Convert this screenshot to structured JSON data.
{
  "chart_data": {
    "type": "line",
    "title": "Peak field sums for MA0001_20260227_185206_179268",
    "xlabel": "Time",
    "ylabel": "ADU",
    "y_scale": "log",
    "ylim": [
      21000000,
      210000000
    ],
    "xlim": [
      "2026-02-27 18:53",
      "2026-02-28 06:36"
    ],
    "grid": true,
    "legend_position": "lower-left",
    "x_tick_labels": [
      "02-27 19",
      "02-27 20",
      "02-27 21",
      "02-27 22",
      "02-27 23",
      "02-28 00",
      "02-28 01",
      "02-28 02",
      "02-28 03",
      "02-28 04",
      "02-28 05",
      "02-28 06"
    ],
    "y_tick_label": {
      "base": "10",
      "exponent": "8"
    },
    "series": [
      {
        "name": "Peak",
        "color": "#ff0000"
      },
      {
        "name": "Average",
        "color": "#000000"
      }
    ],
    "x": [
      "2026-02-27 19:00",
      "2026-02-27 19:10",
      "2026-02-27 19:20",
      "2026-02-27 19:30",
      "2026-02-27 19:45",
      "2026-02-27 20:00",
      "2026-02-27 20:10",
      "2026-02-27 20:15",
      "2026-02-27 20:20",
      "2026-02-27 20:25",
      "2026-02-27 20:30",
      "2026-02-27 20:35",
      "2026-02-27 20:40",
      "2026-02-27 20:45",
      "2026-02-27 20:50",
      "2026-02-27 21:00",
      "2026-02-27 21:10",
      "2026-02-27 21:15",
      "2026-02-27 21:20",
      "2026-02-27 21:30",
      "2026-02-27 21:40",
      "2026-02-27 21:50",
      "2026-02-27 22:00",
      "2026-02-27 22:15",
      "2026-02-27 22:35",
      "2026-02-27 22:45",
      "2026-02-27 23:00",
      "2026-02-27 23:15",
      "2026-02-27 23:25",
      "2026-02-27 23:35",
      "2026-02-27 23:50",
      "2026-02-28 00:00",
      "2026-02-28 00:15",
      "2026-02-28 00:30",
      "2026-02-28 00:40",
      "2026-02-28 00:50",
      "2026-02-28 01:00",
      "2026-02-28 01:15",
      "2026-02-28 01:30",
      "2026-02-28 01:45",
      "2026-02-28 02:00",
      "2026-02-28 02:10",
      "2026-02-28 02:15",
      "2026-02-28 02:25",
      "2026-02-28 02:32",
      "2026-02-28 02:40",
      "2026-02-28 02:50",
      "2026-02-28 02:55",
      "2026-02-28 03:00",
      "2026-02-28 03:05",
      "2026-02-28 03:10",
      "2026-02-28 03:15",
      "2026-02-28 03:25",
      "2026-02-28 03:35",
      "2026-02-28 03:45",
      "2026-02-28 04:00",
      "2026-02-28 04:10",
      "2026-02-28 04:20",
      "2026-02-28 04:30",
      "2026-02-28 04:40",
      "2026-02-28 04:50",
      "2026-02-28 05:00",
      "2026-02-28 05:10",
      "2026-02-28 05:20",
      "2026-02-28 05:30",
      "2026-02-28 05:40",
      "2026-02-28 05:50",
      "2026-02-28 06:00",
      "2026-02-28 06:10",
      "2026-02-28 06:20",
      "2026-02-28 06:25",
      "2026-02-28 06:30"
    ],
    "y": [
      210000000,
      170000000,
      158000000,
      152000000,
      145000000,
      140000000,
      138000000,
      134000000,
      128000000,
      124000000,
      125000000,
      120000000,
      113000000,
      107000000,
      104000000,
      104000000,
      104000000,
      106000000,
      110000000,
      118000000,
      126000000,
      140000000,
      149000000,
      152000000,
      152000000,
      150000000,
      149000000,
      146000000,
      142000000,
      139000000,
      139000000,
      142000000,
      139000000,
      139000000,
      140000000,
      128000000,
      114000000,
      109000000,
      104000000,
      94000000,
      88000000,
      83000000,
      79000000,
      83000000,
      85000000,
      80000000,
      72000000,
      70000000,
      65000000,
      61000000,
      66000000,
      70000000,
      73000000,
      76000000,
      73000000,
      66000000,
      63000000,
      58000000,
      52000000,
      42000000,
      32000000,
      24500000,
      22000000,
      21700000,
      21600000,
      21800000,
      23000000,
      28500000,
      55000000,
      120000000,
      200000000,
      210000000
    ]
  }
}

#####

Give back all the records exactly as they stand.

Convert this screenshot to structured JSON data.
{
  "chart_data": {
    "type": "line",
    "title": "Peak field sums for MA0001_20260227_185206_179268",
    "xlabel": "Time",
    "ylabel": "ADU",
    "y_scale": "log",
    "ylim": [
      21000000,
      210000000
    ],
    "xlim": [
      "2026-02-27 18:53",
      "2026-02-28 06:36"
    ],
    "grid": true,
    "legend_position": "lower-left",
    "x_tick_labels": [
      "02-27 19",
      "02-27 20",
      "02-27 21",
      "02-27 22",
      "02-27 23",
      "02-28 00",
      "02-28 01",
      "02-28 02",
      "02-28 03",
      "02-28 04",
      "02-28 05",
      "02-28 06"
    ],
    "y_tick_label": {
      "base": "10",
      "exponent": "8"
    },
    "series": [
      {
        "name": "Peak",
        "color": "#ff0000"
      },
      {
        "name": "Average",
        "color": "#000000"
      }
    ],
    "x": [
      "2026-02-27 19:00",
      "2026-02-27 19:10",
      "2026-02-27 19:20",
      "2026-02-27 19:30",
      "2026-02-27 19:45",
      "2026-02-27 20:00",
      "2026-02-27 20:10",
      "2026-02-27 20:15",
      "2026-02-27 20:20",
      "2026-02-27 20:25",
      "2026-02-27 20:30",
      "2026-02-27 20:35",
      "2026-02-27 20:40",
      "2026-02-27 20:45",
      "2026-02-27 20:50",
      "2026-02-27 21:00",
      "2026-02-27 21:10",
      "2026-02-27 21:15",
      "2026-02-27 21:20",
      "2026-02-27 21:30",
      "2026-02-27 21:40",
      "2026-02-27 21:50",
      "2026-02-27 22:00",
      "2026-02-27 22:15",
      "2026-02-27 22:35",
      "2026-02-27 22:45",
      "2026-02-27 23:00",
      "2026-02-27 23:15",
      "2026-02-27 23:25",
      "2026-02-27 23:35",
      "2026-02-27 23:50",
      "2026-02-28 00:00",
      "2026-02-28 00:15",
      "2026-02-28 00:30",
      "2026-02-28 00:40",
      "2026-02-28 00:50",
      "2026-02-28 01:00",
      "2026-02-28 01:15",
      "2026-02-28 01:30",
      "2026-02-28 01:45",
      "2026-02-28 02:00",
      "2026-02-28 02:10",
      "2026-02-28 02:15",
      "2026-02-28 02:25",
      "2026-02-28 02:32",
      "2026-02-28 02:40",
      "2026-02-28 02:50",
      "2026-02-28 02:55",
      "2026-02-28 03:00",
      "2026-02-28 03:05",
      "2026-02-28 03:10",
      "2026-02-28 03:15",
      "2026-02-28 03:25",
      "2026-02-28 03:35",
      "2026-02-28 03:45",
      "2026-02-28 04:00",
      "2026-02-28 04:10",
      "2026-02-28 04:20",
      "2026-02-28 04:30",
      "2026-02-28 04:40",
      "2026-02-28 04:50",
      "2026-02-28 05:00",
      "2026-02-28 05:10",
      "2026-02-28 05:20",
      "2026-02-28 05:30",
      "2026-02-28 05:40",
      "2026-02-28 05:50",
      "2026-02-28 06:00",
      "2026-02-28 06:10",
      "2026-02-28 06:20",
      "2026-02-28 06:25",
      "2026-02-28 06:30"
    ],
    "y": [
      210000000,
      170000000,
      158000000,
      152000000,
      145000000,
      140000000,
      138000000,
      134000000,
      128000000,
      124000000,
      125000000,
      120000000,
      113000000,
      107000000,
      104000000,
      104000000,
      104000000,
      106000000,
      110000000,
      118000000,
      126000000,
      140000000,
      149000000,
      152000000,
      152000000,
      150000000,
      149000000,
      146000000,
      142000000,
      139000000,
      139000000,
      142000000,
      139000000,
      139000000,
      140000000,
      128000000,
      114000000,
      109000000,
      104000000,
      94000000,
      88000000,
      83000000,
      79000000,
      83000000,
      85000000,
      80000000,
      72000000,
      70000000,
      65000000,
      61000000,
      66000000,
      70000000,
      73000000,
      76000000,
      73000000,
      66000000,
      63000000,
      58000000,
      52000000,
      42000000,
      32000000,
      24500000,
      22000000,
      21700000,
      21600000,
      21800000,
      23000000,
      28500000,
      55000000,
      120000000,
      200000000,
      210000000
    ]
  }
}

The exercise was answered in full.